### DEINE AUFGABE
Schreib den Textauszug über die neue Grafikkarte auf dem alten Mainboard weiter und fang direkt nach seinem letzten Satz an.

### TEXTAUSZUG
◆ ◆ ◆ ◆ ◆ ◆ ◆
# Neue Grafikkarte+altes Mainboard/CPU behalten=funktioniert?



## DeathlyEagle50 (29. Dezember 2017)

Moin Leute,

ich will über das nächste Jahr hinweg meinen mittlerweile doch etwas in die Jahre gekommenen PC aufrüsten und Monitore austauschen (momentan noch FHD, Ziel: Gaming auf Ultra in 1440p mit Option 4K ebenfalls zu meistern). Der PC besteht momentan aus:

CPU: Intel Xeon E3-1230 v3 3,30 GHz
GPU: 4096MB Sapphire Radeon R9 290 Tri-X OC
Mainboard: GA-H87-HD3 (Sockel 1150) (BIOS F6)
RAM: 24GB DDR3 RAM 1333 MHz
Festplatten: SSD 240 GB und HDD 2 TB 
Netzteil: BeQuiet 500W

Mit dem MSI Afterburner stellte ich fest, dass die Grafikkarte am häufigstens der Flaschenhals ist und ich die somit als erstes austauschen möchte.
Um einige Jahre Ruhe im Karton zu haben möchte ich hier kurzerhand zu einer der GTX 1080 Ti (vermutlich die MSI Gaming X 11g Variante) greifen.
Da ich so jedoch erst später die CPU und somit auch das Mainboard austausche, stellt sich mir die Frage ob die neue GraKa denn auch Kompatibel mit meinem Mainboard ist. Ich denke hier zum Beispiel auch an BIOS Probleme oÄ. Eine klassische Googlerecherche konnte mir nicht helfen, was ja eher dafür sprechen würde, dass diesbezüglich keine Probleme erwarten zu sind.
Übersehe ich also irgendetwas oder kann ich die Karte ohne Bedenken einbauen?

Das die CPU damit eindeutig zum Flaschenhals wird ist ja offensichtlich, aber so lange wie der Prozessor bis zum Zeitpunkt des Ersetzens dann noch ackern muss macht das an sich keine Probleme oder?

P.S.: Wo ich schon mal einen Thread eröffne: Ich bin relativ raus aus dem aktuellem CPU Markt, so wie ich das aus oberflächlichem nachlesen mitbekommen habe wäre für den CPU-Nachrüstschritt entweder ein Sockel 1151 Intel 8XXX oder ein AM4 Ryzen sinnvoll oder liege ich dort völlig daneben?

Vielen Dank im Voraus an alle!


----------



## Herbboy (29. Dezember 2017)

Probleme mit der Grafikarte und einem so neuen Board wirst du nicht haben. Wenn es jetzt ein Sockel 775-Board wäre, oder auch manch ein altes Sockel 1366 oder 1156-Board: ok... aber du hast ja einen modernen Sockel und eine Top-CPU.  

Wieso DIE schon jetzt ein "Flaschenhals" werden soll, ist mir jetzt nicht ganz klar... ^^  die bietet acht Threads und hat einen ordentlichen Takt, da ist ein zB Core i7-7700 auch nicht wirklich merkbar besser. Nur weil ein Ryzen 5/7 oder Coffee Lake vielleicht NOCH mehr Leistung bringt, ist der Xeon ja kein "Flaschenhals". Das wäre erst dann der Fall, wenn du in vielen Spielen WEGEN der CPU nur so viele FPS hast, dass Dir eine GTX 1080 Ti nichts nutzt und Du mit zB einer GTX 1070 gleichviele FPS hast, weil die CPU eben nicht mehr zulässt. Und das wird IMHO noch eine Weile Dauern, vor allem wenn du in 1440p spielst, wo die reine CPU-Leistung nicht so wichtig ist wie bei Full-HD, da du so oder so weniger FPS hast.
◆ ◆ ◆ ◆ ◆ ◆ ◆
### DIE DATENZEILEN

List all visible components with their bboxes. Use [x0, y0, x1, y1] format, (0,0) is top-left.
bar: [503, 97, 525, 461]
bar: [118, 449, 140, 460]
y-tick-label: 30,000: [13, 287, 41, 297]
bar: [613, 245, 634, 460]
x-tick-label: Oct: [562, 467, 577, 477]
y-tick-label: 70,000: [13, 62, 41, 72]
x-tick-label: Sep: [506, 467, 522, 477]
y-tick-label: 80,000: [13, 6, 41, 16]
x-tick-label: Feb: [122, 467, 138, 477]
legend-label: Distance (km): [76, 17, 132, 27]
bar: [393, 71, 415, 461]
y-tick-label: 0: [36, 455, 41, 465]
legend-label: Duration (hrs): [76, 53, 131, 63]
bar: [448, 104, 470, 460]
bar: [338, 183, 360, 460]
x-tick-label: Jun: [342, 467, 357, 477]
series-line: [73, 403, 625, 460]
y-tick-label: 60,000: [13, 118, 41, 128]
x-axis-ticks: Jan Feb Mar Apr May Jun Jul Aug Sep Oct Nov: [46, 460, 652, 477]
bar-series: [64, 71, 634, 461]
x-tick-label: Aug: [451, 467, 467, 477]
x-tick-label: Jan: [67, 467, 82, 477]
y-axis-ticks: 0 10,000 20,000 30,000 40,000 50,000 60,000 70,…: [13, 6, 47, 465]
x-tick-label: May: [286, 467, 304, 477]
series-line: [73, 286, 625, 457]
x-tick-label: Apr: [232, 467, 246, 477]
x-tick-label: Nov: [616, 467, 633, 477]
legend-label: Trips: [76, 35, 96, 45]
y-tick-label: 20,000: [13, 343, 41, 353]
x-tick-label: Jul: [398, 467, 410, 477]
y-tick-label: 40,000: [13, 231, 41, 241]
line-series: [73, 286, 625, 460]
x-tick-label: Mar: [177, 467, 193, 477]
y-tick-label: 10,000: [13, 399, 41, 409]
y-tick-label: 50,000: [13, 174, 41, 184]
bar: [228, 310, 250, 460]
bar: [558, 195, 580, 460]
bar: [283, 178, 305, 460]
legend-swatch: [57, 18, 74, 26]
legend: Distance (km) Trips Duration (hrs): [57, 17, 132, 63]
◆ ◆ ◆ ◆ ◆ ◆ ◆
### DAS ERGEBNIS
----------



## DeathlyEagle50 (29. Dezember 2017)

Danke schon mal für deine Antwort, das ist ja schön zu hören, dass es vermutlich keine Probleme geben sollte.

Vielleicht war das Wort Flaschenhals ein wenig zu hoch gegriffen. Ich wusste durch die Beobachtungen der CPU, dass ich es auch dort "schaffen kann" ins Limit zu laufen, deswegen meinte ich damit eher, dass wenn mit der neuen Grafikkarte ein Hardwareteil an sein Limit kommt, dann wohl die CPU.
Außerdem hatte ich irgendwie noch im Ohr, dass es immer so gesagt wird, dass eine so starke Grafikkarte auch eine angemessen starke CPU braucht die sie befeuert. Aber du hast mit deiner Erklärung ja wahrscheinlich genau das erklärt wie diese Floskel eigentlich gemeint ist.

Schön auch, dass auch nach 10 Jahren mit sporadischen Themen und Fragen auf eine Antwort von Herbboy verlass ist 

*Edit: *Die 500 Watt sollten eigentlich ausreichen oder? Empfohlen wird zwar ein 600 Watt Netzteil, aber ich habe auch noch mal mit einem der Watt-Kalkulatoren rechnen lassen und dort war es auch noch im Rahmen.


----------



## Herbboy (29. Dezember 2017)

DeathlyEagle50 schrieb:


> Danke schon mal für deine Antwort, das ist ja schön zu hören, dass es vermutlich keine Probleme geben sollte.
> 
> Vielleicht war das Wort Flaschenhals ein wenig zu hoch gegriffen. Ich wusste durch die Beobachtungen der CPU, dass ich es auch dort "schaffen kann" ins Limit zu laufen, deswegen meinte ich damit eher, dass wenn mit der neuen Grafikkarte ein Hardwareteil an sein Limit kommt, dann wohl die CPU.
> Außerdem hatte ich irgendwie noch im Ohr, dass es immer so gesagt wird, dass eine so starke Grafikkarte auch eine angemessen starke CPU braucht die sie befeuert. Aber du hast mit deiner Erklärung ja wahrscheinlich genau das erklärt wie diese Floskel eigentlich gemeint ist.


 ja, es ist halt so, dass eine ganz moderne CPU für 250-300€ dann weitere 20% FPS bringen könnte. Aber der Xeon ist stark, der steht einem aktuellen Core i7-7700 in Games kaum nach.



> Schön auch, dass auch nach 10 Jahren mit sporadischen Themen und Fragen auf eine Antwort von Herbboy verlass ist


 na klar  



> *Edit: *Die 500 Watt sollten eigentlich ausreichen oder? Empfohlen wird zwar ein 600 Watt Netzteil, aber ich habe auch noch mal mit einem der Watt-Kalkulatoren rechnen lassen und dort war es auch noch im Rahmen.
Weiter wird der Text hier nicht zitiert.